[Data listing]
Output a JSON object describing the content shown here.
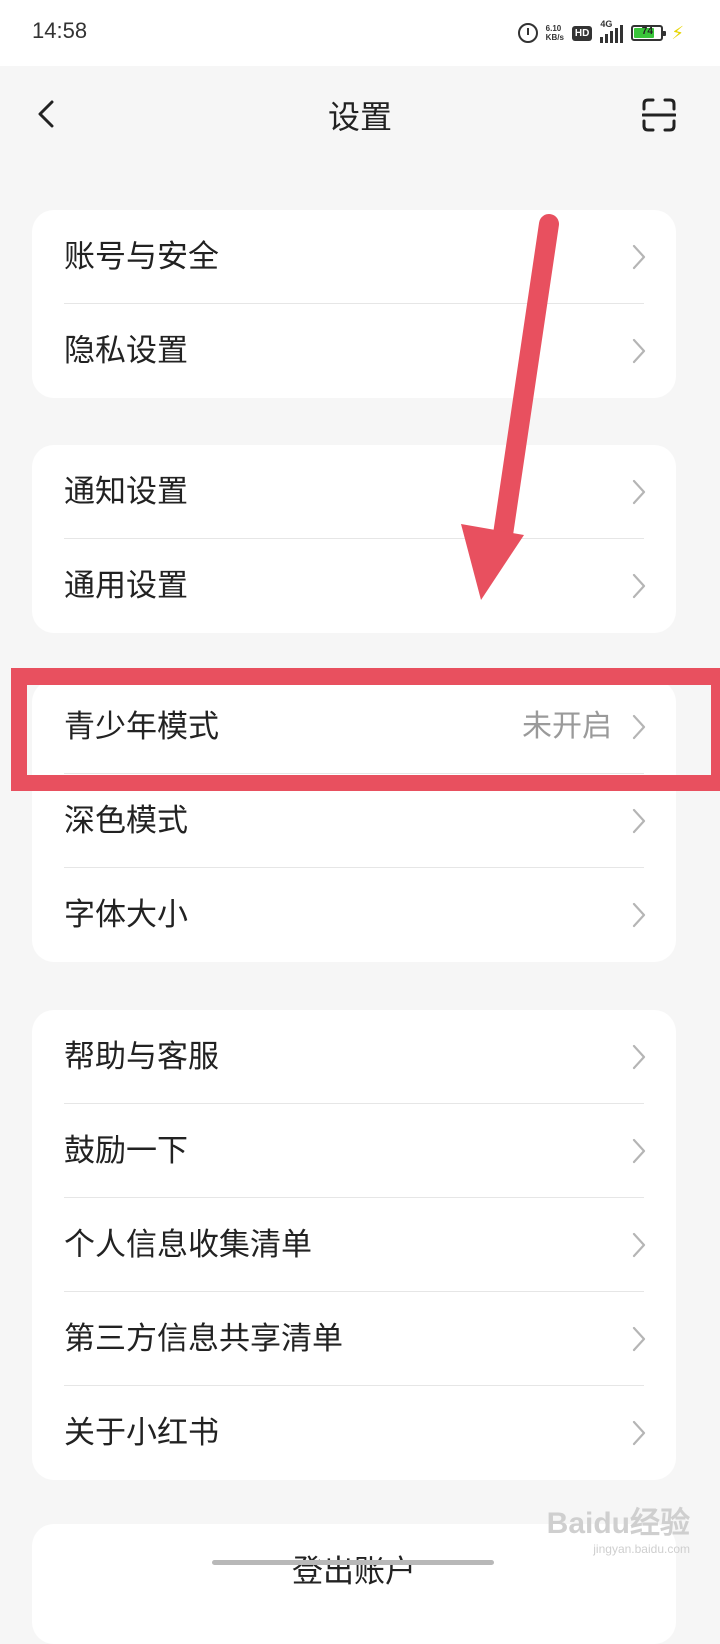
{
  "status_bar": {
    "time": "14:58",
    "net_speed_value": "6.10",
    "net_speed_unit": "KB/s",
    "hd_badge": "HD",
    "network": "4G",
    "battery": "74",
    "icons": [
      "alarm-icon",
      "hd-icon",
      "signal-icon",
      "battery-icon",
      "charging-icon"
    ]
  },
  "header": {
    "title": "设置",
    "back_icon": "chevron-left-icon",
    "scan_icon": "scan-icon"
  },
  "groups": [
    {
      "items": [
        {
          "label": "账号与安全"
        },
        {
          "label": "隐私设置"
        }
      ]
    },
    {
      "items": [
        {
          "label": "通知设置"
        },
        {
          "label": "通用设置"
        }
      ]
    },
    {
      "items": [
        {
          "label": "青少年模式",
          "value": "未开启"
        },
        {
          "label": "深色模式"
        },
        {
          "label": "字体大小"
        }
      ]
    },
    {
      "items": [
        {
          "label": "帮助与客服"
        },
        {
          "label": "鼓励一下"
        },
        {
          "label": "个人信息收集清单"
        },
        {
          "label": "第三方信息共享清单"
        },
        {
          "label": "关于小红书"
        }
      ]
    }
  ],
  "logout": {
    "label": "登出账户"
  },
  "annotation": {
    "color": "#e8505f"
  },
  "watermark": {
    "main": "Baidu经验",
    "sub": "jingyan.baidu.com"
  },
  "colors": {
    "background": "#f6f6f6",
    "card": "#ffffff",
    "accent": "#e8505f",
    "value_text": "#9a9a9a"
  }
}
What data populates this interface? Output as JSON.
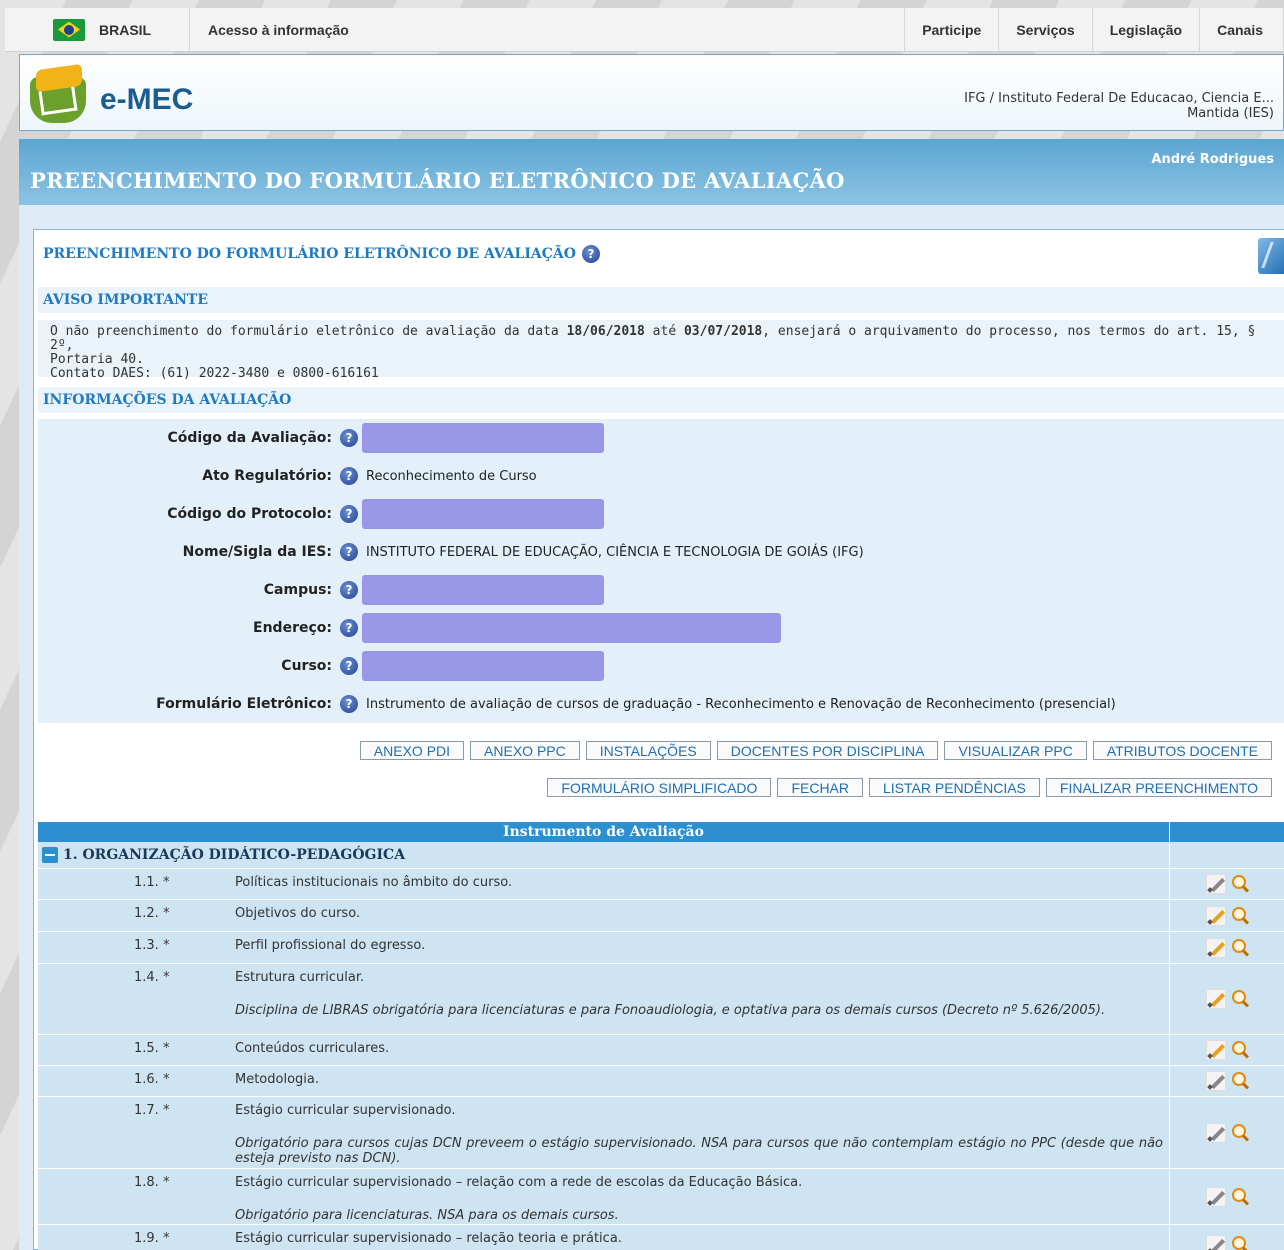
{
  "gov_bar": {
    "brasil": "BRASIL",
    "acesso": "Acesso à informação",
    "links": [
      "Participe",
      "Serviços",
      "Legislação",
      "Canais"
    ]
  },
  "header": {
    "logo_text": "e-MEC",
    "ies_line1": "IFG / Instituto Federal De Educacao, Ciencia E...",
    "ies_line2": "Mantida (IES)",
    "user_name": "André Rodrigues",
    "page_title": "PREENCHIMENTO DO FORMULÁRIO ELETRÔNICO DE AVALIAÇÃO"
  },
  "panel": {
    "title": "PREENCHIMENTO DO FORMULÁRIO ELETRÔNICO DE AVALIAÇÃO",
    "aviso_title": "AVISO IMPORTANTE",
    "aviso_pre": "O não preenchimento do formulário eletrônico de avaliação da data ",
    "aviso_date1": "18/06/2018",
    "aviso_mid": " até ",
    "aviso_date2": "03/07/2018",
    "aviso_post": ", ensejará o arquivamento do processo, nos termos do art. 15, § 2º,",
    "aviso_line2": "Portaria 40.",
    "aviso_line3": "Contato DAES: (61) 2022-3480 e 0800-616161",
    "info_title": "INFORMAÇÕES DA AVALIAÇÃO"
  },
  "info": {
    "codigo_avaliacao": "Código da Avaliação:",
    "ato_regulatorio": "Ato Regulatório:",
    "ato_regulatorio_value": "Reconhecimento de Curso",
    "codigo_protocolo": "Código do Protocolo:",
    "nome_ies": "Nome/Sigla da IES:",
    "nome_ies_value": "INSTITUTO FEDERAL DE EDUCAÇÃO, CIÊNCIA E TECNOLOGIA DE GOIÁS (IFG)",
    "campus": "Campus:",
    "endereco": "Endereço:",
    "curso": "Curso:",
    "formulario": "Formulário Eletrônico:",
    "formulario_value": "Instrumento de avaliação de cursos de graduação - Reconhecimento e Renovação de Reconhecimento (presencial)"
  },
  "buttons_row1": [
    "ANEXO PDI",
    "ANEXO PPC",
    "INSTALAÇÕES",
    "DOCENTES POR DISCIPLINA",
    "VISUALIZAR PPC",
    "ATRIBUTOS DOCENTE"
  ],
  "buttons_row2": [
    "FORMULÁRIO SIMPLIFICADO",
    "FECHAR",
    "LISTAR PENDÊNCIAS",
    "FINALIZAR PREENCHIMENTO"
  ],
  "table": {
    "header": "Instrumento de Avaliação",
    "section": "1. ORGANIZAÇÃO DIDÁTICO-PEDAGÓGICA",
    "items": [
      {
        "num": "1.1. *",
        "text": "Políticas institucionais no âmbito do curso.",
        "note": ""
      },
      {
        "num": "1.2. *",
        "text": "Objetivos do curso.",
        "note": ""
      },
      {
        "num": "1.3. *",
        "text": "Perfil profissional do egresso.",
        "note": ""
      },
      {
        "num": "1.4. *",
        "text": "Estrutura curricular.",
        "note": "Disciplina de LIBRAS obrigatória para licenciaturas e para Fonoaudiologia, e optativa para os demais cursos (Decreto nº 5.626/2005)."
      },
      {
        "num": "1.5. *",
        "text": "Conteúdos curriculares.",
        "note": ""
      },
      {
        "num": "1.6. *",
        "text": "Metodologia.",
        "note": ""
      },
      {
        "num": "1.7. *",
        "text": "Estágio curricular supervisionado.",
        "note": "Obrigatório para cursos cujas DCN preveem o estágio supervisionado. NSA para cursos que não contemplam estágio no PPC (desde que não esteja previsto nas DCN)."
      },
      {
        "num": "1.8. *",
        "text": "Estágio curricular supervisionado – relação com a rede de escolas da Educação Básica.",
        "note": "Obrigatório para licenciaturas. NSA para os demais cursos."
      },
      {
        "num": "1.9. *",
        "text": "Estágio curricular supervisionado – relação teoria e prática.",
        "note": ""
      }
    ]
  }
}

→ PROBLEM DETAILS
Exactly reproduce the entries above, minus the pictures.

→ FULL ANSWER
Output a JSON object describing the content shown here.
{
  "status_bar": {
    "time": "14:58",
    "net_speed_value": "6.10",
    "net_speed_unit": "KB/s",
    "hd_badge": "HD",
    "network": "4G",
    "battery": "74",
    "icons": [
      "alarm-icon",
      "hd-icon",
      "signal-icon",
      "battery-icon",
      "charging-icon"
    ]
  },
  "header": {
    "title": "设置",
    "back_icon": "chevron-left-icon",
    "scan_icon": "scan-icon"
  },
  "groups": [
    {
      "items": [
        {
          "label": "账号与安全"
        },
        {
          "label": "隐私设置"
        }
      ]
    },
    {
      "items": [
        {
          "label": "通知设置"
        },
        {
          "label": "通用设置"
        }
      ]
    },
    {
      "items": [
        {
          "label": "青少年模式",
          "value": "未开启"
        },
        {
          "label": "深色模式"
        },
        {
          "label": "字体大小"
        }
      ]
    },
    {
      "items": [
        {
          "label": "帮助与客服"
        },
        {
          "label": "鼓励一下"
        },
        {
          "label": "个人信息收集清单"
        },
        {
          "label": "第三方信息共享清单"
        },
        {
          "label": "关于小红书"
        }
      ]
    }
  ],
  "logout": {
    "label": "登出账户"
  },
  "annotation": {
    "color": "#e8505f"
  },
  "watermark": {
    "main": "Baidu经验",
    "sub": "jingyan.baidu.com"
  },
  "colors": {
    "background": "#f6f6f6",
    "card": "#ffffff",
    "accent": "#e8505f",
    "value_text": "#9a9a9a"
  }
}
What data populates this interface? Output as JSON.
{
  "gov_bar": {
    "brasil": "BRASIL",
    "acesso": "Acesso à informação",
    "links": [
      "Participe",
      "Serviços",
      "Legislação",
      "Canais"
    ]
  },
  "header": {
    "logo_text": "e-MEC",
    "ies_line1": "IFG / Instituto Federal De Educacao, Ciencia E...",
    "ies_line2": "Mantida (IES)",
    "user_name": "André Rodrigues",
    "page_title": "PREENCHIMENTO DO FORMULÁRIO ELETRÔNICO DE AVALIAÇÃO"
  },
  "panel": {
    "title": "PREENCHIMENTO DO FORMULÁRIO ELETRÔNICO DE AVALIAÇÃO",
    "aviso_title": "AVISO IMPORTANTE",
    "aviso_pre": "O não preenchimento do formulário eletrônico de avaliação da data ",
    "aviso_date1": "18/06/2018",
    "aviso_mid": " até ",
    "aviso_date2": "03/07/2018",
    "aviso_post": ", ensejará o arquivamento do processo, nos termos do art. 15, § 2º,",
    "aviso_line2": "Portaria 40.",
    "aviso_line3": "Contato DAES: (61) 2022-3480 e 0800-616161",
    "info_title": "INFORMAÇÕES DA AVALIAÇÃO"
  },
  "info": {
    "codigo_avaliacao": "Código da Avaliação:",
    "ato_regulatorio": "Ato Regulatório:",
    "ato_regulatorio_value": "Reconhecimento de Curso",
    "codigo_protocolo": "Código do Protocolo:",
    "nome_ies": "Nome/Sigla da IES:",
    "nome_ies_value": "INSTITUTO FEDERAL DE EDUCAÇÃO, CIÊNCIA E TECNOLOGIA DE GOIÁS (IFG)",
    "campus": "Campus:",
    "endereco": "Endereço:",
    "curso": "Curso:",
    "formulario": "Formulário Eletrônico:",
    "formulario_value": "Instrumento de avaliação de cursos de graduação - Reconhecimento e Renovação de Reconhecimento (presencial)"
  },
  "buttons_row1": [
    "ANEXO PDI",
    "ANEXO PPC",
    "INSTALAÇÕES",
    "DOCENTES POR DISCIPLINA",
    "VISUALIZAR PPC",
    "ATRIBUTOS DOCENTE"
  ],
  "buttons_row2": [
    "FORMULÁRIO SIMPLIFICADO",
    "FECHAR",
    "LISTAR PENDÊNCIAS",
    "FINALIZAR PREENCHIMENTO"
  ],
  "table": {
    "header": "Instrumento de Avaliação",
    "section": "1. ORGANIZAÇÃO DIDÁTICO-PEDAGÓGICA",
    "items": [
      {
        "num": "1.1. *",
        "text": "Políticas institucionais no âmbito do curso.",
        "note": ""
      },
      {
        "num": "1.2. *",
        "text": "Objetivos do curso.",
        "note": ""
      },
      {
        "num": "1.3. *",
        "text": "Perfil profissional do egresso.",
        "note": ""
      },
      {
        "num": "1.4. *",
        "text": "Estrutura curricular.",
        "note": "Disciplina de LIBRAS obrigatória para licenciaturas e para Fonoaudiologia, e optativa para os demais cursos (Decreto nº 5.626/2005)."
      },
      {
        "num": "1.5. *",
        "text": "Conteúdos curriculares.",
        "note": ""
      },
      {
        "num": "1.6. *",
        "text": "Metodologia.",
        "note": ""
      },
      {
        "num": "1.7. *",
        "text": "Estágio curricular supervisionado.",
        "note": "Obrigatório para cursos cujas DCN preveem o estágio supervisionado. NSA para cursos que não contemplam estágio no PPC (desde que não esteja previsto nas DCN)."
      },
      {
        "num": "1.8. *",
        "text": "Estágio curricular supervisionado – relação com a rede de escolas da Educação Básica.",
        "note": "Obrigatório para licenciaturas. NSA para os demais cursos."
      },
      {
        "num": "1.9. *",
        "text": "Estágio curricular supervisionado – relação teoria e prática.",
        "note": ""
      }
    ]
  }
}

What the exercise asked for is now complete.